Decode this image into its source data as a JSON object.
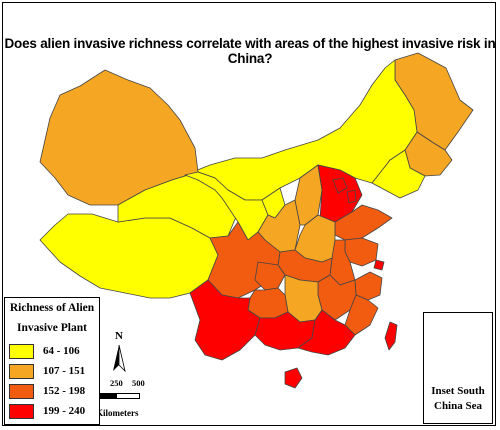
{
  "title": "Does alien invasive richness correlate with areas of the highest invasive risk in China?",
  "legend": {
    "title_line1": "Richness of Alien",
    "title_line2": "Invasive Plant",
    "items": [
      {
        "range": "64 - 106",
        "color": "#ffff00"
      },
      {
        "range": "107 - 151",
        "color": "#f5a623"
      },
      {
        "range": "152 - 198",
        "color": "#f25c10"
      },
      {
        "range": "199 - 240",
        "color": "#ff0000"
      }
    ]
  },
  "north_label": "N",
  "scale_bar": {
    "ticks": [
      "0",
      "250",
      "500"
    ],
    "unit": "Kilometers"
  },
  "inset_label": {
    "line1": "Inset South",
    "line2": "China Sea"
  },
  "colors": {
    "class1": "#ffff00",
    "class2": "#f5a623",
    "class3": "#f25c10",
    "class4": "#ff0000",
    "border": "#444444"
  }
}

> **EXERCISE OBJECTIVE**:
Leave out the pictures and output the rest of the material exactly as written.

> **WORKED SOLUTION**:
Decode this image into its source data as a JSON object.
{
  "title": "Does alien invasive richness correlate with areas of the highest invasive risk in China?",
  "legend": {
    "title_line1": "Richness of Alien",
    "title_line2": "Invasive Plant",
    "items": [
      {
        "range": "64 - 106",
        "color": "#ffff00"
      },
      {
        "range": "107 - 151",
        "color": "#f5a623"
      },
      {
        "range": "152 - 198",
        "color": "#f25c10"
      },
      {
        "range": "199 - 240",
        "color": "#ff0000"
      }
    ]
  },
  "north_label": "N",
  "scale_bar": {
    "ticks": [
      "0",
      "250",
      "500"
    ],
    "unit": "Kilometers"
  },
  "inset_label": {
    "line1": "Inset South",
    "line2": "China Sea"
  },
  "colors": {
    "class1": "#ffff00",
    "class2": "#f5a623",
    "class3": "#f25c10",
    "class4": "#ff0000",
    "border": "#444444"
  }
}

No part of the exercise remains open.